>> start Extracted records

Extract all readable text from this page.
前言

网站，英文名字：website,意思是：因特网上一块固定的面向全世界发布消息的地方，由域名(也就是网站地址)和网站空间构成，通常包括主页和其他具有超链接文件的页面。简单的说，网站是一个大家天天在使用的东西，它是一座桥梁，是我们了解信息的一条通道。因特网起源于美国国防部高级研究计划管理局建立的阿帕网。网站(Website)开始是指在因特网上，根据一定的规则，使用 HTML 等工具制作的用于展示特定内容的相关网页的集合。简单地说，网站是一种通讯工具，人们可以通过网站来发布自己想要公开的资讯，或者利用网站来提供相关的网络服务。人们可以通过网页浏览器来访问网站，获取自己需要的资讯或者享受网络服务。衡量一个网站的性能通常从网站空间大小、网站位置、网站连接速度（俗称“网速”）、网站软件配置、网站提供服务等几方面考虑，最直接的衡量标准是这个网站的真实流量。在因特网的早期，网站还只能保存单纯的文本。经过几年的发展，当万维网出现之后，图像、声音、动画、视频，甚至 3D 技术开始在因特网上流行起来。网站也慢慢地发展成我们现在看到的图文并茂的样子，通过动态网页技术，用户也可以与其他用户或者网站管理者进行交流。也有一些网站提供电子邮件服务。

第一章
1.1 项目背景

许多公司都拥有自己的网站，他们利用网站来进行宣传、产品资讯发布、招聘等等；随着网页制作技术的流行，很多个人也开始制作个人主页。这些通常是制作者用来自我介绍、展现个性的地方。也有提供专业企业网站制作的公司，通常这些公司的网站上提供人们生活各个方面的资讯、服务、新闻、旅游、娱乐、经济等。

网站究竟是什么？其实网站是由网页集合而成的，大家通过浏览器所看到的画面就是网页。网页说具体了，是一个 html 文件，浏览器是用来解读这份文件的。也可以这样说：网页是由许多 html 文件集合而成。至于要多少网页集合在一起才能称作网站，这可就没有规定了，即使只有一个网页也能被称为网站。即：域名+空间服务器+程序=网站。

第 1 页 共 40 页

>> end Extracted records

Restate each record word for word.

Extract all readable text from this page.
前言

网站，英文名字：website,意思是：因特网上一块固定的面向全世界发布消息的地方，由域名(也就是网站地址)和网站空间构成，通常包括主页和其他具有超链接文件的页面。简单的说，网站是一个大家天天在使用的东西，它是一座桥梁，是我们了解信息的一条通道。因特网起源于美国国防部高级研究计划管理局建立的阿帕网。网站(Website)开始是指在因特网上，根据一定的规则，使用 HTML 等工具制作的用于展示特定内容的相关网页的集合。简单地说，网站是一种通讯工具，人们可以通过网站来发布自己想要公开的资讯，或者利用网站来提供相关的网络服务。人们可以通过网页浏览器来访问网站，获取自己需要的资讯或者享受网络服务。衡量一个网站的性能通常从网站空间大小、网站位置、网站连接速度（俗称“网速”）、网站软件配置、网站提供服务等几方面考虑，最直接的衡量标准是这个网站的真实流量。在因特网的早期，网站还只能保存单纯的文本。经过几年的发展，当万维网出现之后，图像、声音、动画、视频，甚至 3D 技术开始在因特网上流行起来。网站也慢慢地发展成我们现在看到的图文并茂的样子，通过动态网页技术，用户也可以与其他用户或者网站管理者进行交流。也有一些网站提供电子邮件服务。

第一章
1.1 项目背景

许多公司都拥有自己的网站，他们利用网站来进行宣传、产品资讯发布、招聘等等；随着网页制作技术的流行，很多个人也开始制作个人主页。这些通常是制作者用来自我介绍、展现个性的地方。也有提供专业企业网站制作的公司，通常这些公司的网站上提供人们生活各个方面的资讯、服务、新闻、旅游、娱乐、经济等。

网站究竟是什么？其实网站是由网页集合而成的，大家通过浏览器所看到的画面就是网页。网页说具体了，是一个 html 文件，浏览器是用来解读这份文件的。也可以这样说：网页是由许多 html 文件集合而成。至于要多少网页集合在一起才能称作网站，这可就没有规定了，即使只有一个网页也能被称为网站。即：域名+空间服务器+程序=网站。

第 1 页 共 40 页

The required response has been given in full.